YOUR OBJECTIVE => Reproduce the data below, from its first line through the line containing "text: mercado global label [63,384,184,420]", keeping both of those lines.

SUPPLIED ENTRIES =>

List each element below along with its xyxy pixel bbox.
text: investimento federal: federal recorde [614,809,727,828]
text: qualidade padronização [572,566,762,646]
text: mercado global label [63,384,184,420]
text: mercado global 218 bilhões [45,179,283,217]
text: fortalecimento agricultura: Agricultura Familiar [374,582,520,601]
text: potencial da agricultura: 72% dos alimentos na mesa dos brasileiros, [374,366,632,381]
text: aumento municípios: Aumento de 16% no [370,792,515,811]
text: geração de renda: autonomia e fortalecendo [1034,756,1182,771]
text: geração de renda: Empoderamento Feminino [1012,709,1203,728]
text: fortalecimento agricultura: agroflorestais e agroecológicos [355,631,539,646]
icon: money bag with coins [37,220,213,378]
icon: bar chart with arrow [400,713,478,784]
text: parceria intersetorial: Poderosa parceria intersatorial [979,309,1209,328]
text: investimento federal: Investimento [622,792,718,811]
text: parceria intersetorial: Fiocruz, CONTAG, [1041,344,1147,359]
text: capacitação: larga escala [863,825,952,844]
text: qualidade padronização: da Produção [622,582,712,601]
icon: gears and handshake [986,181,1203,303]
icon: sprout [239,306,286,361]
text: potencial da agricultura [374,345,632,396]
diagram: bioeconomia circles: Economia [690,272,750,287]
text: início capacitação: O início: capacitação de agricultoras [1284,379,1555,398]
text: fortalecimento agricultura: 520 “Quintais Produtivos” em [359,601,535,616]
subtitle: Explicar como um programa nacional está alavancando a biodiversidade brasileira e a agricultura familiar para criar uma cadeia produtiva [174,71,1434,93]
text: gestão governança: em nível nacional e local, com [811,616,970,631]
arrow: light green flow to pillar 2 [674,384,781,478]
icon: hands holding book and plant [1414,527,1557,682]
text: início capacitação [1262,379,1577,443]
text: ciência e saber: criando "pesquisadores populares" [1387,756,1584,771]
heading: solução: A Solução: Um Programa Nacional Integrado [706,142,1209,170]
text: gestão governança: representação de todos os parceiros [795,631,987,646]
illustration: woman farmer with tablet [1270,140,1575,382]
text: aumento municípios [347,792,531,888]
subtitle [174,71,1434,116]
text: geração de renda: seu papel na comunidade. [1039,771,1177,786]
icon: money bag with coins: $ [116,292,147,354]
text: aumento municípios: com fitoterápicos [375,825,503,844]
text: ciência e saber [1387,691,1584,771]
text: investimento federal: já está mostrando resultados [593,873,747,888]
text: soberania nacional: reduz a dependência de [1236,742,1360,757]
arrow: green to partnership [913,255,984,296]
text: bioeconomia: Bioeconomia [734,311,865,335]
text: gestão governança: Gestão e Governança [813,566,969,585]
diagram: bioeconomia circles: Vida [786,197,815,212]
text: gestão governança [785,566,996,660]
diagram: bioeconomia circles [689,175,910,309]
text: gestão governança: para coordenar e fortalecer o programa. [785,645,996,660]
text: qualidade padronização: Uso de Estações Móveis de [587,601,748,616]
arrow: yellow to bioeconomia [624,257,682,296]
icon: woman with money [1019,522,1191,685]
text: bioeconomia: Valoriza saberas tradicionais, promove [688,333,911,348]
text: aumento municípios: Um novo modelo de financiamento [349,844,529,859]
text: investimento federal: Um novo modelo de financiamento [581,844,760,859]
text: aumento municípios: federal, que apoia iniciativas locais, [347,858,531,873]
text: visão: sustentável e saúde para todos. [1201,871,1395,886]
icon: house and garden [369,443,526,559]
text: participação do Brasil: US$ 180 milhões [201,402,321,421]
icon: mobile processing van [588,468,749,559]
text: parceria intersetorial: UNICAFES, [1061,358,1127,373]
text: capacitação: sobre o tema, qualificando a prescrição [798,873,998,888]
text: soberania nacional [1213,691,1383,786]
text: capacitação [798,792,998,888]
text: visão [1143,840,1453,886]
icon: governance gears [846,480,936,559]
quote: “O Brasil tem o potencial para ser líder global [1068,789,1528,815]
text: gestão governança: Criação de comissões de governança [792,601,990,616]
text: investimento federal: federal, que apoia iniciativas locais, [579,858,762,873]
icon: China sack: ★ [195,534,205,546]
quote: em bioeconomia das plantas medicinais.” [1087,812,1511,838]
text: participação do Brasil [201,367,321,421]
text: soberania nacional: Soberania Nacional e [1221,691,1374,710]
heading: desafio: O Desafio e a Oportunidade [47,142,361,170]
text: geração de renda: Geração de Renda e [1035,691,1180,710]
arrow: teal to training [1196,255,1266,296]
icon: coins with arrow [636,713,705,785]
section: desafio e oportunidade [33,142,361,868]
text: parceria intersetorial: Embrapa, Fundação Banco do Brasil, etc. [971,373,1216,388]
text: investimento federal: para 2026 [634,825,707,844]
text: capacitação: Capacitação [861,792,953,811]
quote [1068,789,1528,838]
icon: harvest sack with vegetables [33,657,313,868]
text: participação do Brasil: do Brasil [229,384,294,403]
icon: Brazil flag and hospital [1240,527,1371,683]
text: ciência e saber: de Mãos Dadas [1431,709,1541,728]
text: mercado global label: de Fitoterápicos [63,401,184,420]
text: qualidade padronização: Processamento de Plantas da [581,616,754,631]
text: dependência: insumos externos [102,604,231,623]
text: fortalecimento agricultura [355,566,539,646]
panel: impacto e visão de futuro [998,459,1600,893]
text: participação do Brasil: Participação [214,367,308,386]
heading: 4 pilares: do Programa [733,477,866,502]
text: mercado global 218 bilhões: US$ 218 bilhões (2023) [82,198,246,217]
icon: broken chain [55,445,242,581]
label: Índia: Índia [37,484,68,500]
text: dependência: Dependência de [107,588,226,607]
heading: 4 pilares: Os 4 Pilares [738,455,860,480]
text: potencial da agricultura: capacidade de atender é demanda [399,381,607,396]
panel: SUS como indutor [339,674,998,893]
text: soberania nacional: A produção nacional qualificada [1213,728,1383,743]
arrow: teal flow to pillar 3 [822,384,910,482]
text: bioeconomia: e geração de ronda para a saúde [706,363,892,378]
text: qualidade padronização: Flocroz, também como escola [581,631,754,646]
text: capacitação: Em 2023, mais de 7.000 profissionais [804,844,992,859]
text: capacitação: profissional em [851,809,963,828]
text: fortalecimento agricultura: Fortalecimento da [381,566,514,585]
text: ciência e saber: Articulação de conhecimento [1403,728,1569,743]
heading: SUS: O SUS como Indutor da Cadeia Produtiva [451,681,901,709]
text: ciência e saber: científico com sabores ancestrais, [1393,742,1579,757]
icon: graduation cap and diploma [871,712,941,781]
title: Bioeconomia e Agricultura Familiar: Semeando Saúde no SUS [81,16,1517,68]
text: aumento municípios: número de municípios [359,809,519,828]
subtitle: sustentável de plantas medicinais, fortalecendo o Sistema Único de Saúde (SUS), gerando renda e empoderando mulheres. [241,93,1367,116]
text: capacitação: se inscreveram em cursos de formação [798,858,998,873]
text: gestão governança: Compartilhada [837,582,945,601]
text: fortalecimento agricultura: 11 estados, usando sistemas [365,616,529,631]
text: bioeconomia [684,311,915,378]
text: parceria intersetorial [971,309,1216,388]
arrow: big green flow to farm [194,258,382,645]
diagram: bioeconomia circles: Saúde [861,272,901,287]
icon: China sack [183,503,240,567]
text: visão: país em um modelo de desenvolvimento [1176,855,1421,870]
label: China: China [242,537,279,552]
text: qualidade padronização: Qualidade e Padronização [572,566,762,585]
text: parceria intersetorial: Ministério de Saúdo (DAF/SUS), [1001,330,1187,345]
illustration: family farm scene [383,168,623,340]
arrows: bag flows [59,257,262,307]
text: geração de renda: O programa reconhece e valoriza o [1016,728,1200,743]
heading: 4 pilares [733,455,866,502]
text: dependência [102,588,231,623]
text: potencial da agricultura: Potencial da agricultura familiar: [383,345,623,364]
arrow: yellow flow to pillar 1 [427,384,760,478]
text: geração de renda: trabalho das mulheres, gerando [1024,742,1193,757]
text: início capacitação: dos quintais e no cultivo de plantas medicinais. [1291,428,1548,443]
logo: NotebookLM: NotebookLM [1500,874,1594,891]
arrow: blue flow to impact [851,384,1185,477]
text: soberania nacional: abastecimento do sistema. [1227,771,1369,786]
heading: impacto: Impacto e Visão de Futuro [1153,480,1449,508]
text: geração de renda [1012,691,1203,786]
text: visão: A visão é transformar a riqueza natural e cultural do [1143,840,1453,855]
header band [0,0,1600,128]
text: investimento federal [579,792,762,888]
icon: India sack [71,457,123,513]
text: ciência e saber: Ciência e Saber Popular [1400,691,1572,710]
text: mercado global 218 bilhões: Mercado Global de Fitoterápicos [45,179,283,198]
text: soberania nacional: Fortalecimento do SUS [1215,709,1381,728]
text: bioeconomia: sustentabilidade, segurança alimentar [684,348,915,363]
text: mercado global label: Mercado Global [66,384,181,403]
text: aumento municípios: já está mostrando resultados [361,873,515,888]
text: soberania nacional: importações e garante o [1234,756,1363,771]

EXERCISE ANSWER =>
List each element below along with its xyxy pixel bbox.
text: investimento federal: federal recorde [614,809,727,828]
text: qualidade padronização [572,566,762,646]
text: mercado global label [63,384,184,420]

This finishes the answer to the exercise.